GIVEN REQUEST:
Output the full material exactly as it appears here.

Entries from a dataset
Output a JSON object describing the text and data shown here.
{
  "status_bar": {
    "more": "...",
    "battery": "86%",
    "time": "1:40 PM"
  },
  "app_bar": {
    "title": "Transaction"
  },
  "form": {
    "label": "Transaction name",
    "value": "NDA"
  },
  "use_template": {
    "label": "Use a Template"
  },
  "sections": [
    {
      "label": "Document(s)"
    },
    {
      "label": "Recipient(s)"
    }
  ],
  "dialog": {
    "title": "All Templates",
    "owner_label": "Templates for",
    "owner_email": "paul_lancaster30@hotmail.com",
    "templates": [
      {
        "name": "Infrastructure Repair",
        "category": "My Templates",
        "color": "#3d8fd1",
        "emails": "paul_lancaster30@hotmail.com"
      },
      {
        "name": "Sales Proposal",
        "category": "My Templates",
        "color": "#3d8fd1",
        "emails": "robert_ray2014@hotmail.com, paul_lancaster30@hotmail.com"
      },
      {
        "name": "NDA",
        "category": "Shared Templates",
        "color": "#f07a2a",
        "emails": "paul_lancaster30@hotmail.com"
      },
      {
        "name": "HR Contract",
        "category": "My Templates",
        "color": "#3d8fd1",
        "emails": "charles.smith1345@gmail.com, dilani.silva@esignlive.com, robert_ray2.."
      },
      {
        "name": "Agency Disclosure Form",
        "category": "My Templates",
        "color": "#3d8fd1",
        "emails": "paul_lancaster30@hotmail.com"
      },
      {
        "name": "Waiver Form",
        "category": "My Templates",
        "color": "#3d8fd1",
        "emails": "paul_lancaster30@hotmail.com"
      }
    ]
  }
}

RESPONSE TO THE EXERCISE:
Output a JSON object describing the text and data shown here.
{
  "status_bar": {
    "more": "...",
    "battery": "86%",
    "time": "1:40 PM"
  },
  "app_bar": {
    "title": "Transaction"
  },
  "form": {
    "label": "Transaction name",
    "value": "NDA"
  },
  "use_template": {
    "label": "Use a Template"
  },
  "sections": [
    {
      "label": "Document(s)"
    },
    {
      "label": "Recipient(s)"
    }
  ],
  "dialog": {
    "title": "All Templates",
    "owner_label": "Templates for",
    "owner_email": "paul_lancaster30@hotmail.com",
    "templates": [
      {
        "name": "Infrastructure Repair",
        "category": "My Templates",
        "color": "#3d8fd1",
        "emails": "paul_lancaster30@hotmail.com"
      },
      {
        "name": "Sales Proposal",
        "category": "My Templates",
        "color": "#3d8fd1",
        "emails": "robert_ray2014@hotmail.com, paul_lancaster30@hotmail.com"
      },
      {
        "name": "NDA",
        "category": "Shared Templates",
        "color": "#f07a2a",
        "emails": "paul_lancaster30@hotmail.com"
      },
      {
        "name": "HR Contract",
        "category": "My Templates",
        "color": "#3d8fd1",
        "emails": "charles.smith1345@gmail.com, dilani.silva@esignlive.com, robert_ray2.."
      },
      {
        "name": "Agency Disclosure Form",
        "category": "My Templates",
        "color": "#3d8fd1",
        "emails": "paul_lancaster30@hotmail.com"
      },
      {
        "name": "Waiver Form",
        "category": "My Templates",
        "color": "#3d8fd1",
        "emails": "paul_lancaster30@hotmail.com"
      }
    ]
  }
}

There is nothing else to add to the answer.